→ **WRITTEN PROBLEM**: Which lines include the word "应用韩语"? Copy each of them.

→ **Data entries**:
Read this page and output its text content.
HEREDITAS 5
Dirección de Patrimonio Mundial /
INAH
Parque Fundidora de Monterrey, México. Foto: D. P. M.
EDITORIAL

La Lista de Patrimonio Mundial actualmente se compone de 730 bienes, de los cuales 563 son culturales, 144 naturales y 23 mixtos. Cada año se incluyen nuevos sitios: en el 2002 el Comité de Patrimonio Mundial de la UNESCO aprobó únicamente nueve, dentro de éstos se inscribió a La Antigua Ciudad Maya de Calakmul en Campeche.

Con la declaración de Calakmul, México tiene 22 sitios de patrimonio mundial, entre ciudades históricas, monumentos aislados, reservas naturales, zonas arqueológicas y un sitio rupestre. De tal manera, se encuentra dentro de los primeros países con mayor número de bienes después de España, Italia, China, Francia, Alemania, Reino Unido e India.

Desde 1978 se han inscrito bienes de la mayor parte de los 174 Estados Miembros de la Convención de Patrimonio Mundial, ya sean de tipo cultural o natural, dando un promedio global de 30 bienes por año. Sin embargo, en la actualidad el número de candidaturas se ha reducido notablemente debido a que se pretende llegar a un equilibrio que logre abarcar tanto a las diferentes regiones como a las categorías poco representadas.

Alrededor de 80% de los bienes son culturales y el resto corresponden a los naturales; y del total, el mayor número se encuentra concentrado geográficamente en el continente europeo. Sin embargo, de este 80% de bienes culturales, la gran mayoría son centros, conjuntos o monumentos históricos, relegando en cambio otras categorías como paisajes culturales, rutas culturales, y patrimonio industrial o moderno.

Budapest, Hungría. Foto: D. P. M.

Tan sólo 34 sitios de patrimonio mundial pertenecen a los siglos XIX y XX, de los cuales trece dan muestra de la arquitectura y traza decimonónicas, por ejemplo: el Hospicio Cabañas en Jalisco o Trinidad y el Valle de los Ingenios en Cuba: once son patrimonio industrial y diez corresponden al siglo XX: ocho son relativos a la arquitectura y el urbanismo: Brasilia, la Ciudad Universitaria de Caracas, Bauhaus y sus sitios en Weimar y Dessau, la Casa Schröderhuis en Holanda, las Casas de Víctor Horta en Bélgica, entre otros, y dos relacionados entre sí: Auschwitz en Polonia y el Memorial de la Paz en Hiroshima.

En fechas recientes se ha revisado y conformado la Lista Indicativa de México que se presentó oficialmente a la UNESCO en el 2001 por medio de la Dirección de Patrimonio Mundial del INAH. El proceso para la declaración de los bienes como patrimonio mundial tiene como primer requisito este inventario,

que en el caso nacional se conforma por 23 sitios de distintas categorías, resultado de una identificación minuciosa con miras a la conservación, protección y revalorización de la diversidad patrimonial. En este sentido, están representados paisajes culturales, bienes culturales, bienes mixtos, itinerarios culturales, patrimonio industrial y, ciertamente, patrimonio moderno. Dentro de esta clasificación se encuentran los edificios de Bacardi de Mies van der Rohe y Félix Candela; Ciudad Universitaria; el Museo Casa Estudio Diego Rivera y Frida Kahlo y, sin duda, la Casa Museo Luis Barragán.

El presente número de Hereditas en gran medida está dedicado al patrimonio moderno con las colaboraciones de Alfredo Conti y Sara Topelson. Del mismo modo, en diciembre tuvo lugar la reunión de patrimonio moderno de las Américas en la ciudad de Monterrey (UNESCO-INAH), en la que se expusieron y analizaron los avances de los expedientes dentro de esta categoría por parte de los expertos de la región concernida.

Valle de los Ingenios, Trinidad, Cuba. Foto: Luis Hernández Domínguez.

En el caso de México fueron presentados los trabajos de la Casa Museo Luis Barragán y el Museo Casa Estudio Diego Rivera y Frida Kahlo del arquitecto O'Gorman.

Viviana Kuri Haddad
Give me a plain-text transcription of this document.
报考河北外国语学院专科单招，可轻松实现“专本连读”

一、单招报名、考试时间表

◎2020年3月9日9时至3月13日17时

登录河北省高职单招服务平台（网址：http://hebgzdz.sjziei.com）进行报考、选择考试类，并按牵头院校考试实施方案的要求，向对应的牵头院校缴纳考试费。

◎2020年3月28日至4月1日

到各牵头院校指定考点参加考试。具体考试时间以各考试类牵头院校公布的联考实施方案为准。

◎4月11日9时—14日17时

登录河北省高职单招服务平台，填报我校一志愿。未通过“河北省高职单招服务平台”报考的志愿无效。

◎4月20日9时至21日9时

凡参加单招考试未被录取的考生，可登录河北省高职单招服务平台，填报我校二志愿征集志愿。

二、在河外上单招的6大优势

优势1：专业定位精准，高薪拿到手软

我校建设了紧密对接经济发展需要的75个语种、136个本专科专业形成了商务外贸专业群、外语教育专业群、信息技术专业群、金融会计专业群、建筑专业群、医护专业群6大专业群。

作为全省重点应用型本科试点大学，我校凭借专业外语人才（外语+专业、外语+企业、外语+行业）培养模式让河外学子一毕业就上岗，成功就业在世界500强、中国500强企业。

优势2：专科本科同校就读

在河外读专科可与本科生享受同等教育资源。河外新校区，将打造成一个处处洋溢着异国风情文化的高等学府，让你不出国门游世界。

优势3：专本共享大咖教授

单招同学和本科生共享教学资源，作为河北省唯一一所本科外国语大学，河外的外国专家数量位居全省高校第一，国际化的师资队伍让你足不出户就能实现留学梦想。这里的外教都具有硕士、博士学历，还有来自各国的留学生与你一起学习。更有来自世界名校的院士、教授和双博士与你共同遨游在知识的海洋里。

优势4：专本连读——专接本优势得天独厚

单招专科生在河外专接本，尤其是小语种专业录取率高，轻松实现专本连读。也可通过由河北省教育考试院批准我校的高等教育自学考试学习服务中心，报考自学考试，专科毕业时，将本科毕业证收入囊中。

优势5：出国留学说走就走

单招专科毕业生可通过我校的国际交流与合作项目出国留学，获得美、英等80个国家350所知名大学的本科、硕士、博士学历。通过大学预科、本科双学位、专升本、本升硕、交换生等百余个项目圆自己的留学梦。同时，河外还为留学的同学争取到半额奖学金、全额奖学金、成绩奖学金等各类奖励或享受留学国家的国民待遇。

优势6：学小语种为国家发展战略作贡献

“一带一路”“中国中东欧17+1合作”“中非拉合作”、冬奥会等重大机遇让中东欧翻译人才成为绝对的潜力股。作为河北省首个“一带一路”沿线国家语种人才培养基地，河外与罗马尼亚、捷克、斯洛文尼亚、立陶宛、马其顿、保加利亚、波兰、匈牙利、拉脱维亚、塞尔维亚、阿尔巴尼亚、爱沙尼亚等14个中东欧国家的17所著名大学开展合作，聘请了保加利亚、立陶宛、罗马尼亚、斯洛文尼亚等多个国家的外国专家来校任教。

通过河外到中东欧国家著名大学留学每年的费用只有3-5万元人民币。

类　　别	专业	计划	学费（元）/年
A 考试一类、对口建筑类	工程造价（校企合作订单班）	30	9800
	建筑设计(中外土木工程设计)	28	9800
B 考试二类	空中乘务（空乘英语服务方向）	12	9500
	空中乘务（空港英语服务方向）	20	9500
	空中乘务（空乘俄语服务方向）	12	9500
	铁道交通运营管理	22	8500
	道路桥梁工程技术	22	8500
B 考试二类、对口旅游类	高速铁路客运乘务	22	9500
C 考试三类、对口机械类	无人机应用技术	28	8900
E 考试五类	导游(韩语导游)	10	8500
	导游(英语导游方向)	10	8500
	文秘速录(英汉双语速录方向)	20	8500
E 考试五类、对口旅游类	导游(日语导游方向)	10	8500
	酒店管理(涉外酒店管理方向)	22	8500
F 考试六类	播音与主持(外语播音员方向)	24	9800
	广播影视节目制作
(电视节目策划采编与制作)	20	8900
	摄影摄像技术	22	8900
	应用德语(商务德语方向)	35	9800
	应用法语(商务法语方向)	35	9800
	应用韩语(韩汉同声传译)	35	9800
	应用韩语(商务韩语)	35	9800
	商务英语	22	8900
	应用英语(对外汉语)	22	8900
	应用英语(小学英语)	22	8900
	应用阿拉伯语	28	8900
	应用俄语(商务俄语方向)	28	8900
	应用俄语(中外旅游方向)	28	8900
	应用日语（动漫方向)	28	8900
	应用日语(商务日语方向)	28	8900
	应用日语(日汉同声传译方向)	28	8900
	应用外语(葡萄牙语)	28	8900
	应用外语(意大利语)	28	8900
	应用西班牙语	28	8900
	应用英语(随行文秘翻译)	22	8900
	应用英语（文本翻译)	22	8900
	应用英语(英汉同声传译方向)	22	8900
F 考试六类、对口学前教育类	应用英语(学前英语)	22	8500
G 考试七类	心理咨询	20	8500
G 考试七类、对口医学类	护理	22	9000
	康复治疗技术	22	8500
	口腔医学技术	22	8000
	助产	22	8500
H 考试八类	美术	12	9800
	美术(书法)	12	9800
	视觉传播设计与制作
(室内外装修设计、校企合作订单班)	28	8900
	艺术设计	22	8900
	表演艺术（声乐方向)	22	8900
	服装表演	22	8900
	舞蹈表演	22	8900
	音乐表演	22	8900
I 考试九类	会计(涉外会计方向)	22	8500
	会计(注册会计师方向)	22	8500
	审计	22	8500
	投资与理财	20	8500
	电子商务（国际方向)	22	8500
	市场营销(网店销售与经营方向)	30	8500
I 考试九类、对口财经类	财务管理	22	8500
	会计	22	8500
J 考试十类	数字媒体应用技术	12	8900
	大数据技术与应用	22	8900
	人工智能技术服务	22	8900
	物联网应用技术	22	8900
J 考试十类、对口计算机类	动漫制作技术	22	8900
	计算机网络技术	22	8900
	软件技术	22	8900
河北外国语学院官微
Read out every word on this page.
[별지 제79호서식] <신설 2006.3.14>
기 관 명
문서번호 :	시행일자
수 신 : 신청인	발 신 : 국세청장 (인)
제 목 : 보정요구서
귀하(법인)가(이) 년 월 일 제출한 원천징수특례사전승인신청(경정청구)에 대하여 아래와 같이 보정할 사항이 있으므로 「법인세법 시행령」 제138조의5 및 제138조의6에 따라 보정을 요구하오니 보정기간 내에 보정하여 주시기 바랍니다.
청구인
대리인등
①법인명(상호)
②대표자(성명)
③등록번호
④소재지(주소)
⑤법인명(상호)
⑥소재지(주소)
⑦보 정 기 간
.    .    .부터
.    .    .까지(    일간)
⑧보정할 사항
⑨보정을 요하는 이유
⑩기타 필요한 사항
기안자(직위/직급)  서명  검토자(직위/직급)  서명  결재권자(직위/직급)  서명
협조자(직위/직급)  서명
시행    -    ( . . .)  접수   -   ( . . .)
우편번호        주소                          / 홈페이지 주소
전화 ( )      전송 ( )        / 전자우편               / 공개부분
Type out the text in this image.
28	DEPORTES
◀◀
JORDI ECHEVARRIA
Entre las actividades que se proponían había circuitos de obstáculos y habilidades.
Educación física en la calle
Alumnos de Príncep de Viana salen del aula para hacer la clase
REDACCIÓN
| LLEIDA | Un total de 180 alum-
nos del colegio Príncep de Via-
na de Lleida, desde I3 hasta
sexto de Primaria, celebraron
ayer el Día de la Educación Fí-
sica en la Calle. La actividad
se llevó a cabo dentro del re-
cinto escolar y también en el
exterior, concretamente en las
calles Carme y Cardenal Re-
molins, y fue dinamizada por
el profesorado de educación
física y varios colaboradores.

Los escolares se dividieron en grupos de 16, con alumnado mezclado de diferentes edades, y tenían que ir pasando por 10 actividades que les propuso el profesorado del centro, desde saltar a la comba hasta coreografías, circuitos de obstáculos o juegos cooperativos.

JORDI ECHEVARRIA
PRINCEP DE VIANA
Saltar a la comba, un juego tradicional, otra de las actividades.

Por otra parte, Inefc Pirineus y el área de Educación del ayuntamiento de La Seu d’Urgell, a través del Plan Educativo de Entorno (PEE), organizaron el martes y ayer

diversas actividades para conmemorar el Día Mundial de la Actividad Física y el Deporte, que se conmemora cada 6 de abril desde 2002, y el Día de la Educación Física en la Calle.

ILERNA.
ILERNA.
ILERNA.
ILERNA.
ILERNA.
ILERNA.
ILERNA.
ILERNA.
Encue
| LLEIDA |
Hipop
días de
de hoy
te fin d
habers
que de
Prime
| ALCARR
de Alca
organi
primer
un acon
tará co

→ **WRITTEN RESPONSE**:
	应用韩语(韩汉同声传译)	35	9800
	应用韩语(商务韩语)	35	9800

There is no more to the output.